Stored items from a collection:
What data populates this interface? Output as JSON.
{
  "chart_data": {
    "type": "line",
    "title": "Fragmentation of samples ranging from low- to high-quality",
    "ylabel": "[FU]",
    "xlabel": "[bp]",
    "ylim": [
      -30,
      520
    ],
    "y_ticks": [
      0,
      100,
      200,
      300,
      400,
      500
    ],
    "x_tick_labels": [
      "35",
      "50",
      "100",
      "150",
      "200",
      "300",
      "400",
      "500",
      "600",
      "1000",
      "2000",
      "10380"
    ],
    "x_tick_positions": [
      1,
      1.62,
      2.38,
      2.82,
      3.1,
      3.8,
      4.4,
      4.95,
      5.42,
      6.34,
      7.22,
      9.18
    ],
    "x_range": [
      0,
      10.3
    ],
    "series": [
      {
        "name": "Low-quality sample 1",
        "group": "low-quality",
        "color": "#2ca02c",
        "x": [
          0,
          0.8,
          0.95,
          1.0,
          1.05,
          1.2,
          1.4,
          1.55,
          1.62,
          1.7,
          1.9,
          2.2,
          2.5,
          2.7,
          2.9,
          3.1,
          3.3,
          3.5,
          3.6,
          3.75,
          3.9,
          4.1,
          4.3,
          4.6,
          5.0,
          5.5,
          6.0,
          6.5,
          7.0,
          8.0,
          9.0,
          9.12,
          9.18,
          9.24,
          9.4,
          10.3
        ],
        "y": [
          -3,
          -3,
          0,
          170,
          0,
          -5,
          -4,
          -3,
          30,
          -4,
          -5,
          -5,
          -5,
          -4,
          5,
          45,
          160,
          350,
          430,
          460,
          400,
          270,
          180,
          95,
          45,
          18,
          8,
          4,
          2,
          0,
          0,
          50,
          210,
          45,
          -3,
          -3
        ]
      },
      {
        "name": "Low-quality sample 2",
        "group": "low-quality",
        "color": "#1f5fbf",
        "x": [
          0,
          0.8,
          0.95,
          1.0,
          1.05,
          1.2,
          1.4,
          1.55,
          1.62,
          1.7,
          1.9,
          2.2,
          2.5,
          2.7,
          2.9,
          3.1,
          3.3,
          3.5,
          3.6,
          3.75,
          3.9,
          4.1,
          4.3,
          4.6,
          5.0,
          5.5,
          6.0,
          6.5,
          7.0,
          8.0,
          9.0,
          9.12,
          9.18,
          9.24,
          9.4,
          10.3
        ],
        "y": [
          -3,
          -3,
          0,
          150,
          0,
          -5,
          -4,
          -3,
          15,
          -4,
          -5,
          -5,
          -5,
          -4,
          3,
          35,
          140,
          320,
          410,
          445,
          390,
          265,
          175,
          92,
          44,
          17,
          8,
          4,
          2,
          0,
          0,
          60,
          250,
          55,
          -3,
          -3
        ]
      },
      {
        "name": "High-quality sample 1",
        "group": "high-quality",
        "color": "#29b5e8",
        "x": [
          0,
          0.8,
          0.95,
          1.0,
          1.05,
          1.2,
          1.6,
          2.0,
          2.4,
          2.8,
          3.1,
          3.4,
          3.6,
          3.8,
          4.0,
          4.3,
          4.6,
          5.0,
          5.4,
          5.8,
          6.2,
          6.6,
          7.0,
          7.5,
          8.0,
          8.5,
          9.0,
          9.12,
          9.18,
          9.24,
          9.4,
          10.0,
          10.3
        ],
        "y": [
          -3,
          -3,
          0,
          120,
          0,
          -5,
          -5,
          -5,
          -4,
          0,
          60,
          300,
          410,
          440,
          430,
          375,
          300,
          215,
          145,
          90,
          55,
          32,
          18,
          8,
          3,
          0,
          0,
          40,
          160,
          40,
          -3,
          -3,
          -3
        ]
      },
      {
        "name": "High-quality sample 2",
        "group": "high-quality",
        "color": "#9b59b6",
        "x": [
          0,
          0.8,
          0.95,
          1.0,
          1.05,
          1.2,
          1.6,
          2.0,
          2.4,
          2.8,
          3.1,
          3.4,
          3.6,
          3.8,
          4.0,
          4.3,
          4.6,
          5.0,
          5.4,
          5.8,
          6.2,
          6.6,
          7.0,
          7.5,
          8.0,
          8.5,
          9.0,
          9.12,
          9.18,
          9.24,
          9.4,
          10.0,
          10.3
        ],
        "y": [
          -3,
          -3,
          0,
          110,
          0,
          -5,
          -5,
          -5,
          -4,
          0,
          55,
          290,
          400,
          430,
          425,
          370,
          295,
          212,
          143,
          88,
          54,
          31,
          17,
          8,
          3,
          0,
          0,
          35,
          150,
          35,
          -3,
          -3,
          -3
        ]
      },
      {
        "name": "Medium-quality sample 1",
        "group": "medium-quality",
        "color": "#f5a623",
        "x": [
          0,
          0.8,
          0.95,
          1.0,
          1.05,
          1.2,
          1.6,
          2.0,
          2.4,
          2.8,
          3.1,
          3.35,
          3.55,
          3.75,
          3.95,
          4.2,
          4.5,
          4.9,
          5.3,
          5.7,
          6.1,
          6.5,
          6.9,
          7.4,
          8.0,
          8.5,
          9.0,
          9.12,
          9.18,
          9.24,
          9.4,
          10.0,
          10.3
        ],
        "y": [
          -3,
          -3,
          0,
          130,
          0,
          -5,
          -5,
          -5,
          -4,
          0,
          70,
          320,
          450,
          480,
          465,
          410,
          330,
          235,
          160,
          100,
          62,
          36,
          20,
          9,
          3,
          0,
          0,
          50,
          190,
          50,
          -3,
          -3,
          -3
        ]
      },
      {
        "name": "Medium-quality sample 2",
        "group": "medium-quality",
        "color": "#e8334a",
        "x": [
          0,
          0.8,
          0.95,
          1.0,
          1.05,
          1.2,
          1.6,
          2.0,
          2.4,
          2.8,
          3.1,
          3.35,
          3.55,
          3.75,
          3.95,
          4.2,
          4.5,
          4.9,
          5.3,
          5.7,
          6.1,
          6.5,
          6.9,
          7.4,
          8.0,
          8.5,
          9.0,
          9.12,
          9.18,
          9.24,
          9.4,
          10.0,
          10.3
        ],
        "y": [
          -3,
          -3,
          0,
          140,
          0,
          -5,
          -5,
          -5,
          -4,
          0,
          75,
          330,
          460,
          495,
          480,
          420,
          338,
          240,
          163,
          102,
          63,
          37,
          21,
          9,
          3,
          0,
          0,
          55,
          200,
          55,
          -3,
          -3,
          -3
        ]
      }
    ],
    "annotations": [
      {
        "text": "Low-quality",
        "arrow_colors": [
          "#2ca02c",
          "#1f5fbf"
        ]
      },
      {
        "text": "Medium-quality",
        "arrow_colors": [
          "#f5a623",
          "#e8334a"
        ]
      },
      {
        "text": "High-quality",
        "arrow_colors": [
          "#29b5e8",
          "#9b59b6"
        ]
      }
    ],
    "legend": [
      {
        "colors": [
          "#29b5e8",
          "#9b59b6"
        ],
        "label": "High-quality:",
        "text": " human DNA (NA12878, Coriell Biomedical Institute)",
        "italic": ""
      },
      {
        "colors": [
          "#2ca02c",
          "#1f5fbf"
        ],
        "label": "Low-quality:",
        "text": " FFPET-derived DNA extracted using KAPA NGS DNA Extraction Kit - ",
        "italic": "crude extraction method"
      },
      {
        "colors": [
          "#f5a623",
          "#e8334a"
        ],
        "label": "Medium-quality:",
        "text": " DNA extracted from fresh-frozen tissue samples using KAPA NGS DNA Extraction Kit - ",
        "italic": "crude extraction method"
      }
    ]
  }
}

▶ What is required
From the entries, report each line that includes the word "using".

▶ Written solution
        "text": " FFPET-derived DNA extracted using KAPA NGS DNA Extraction Kit - ",
        "text": " DNA extracted from fresh-frozen tissue samples using KAPA NGS DNA Extraction Kit - ",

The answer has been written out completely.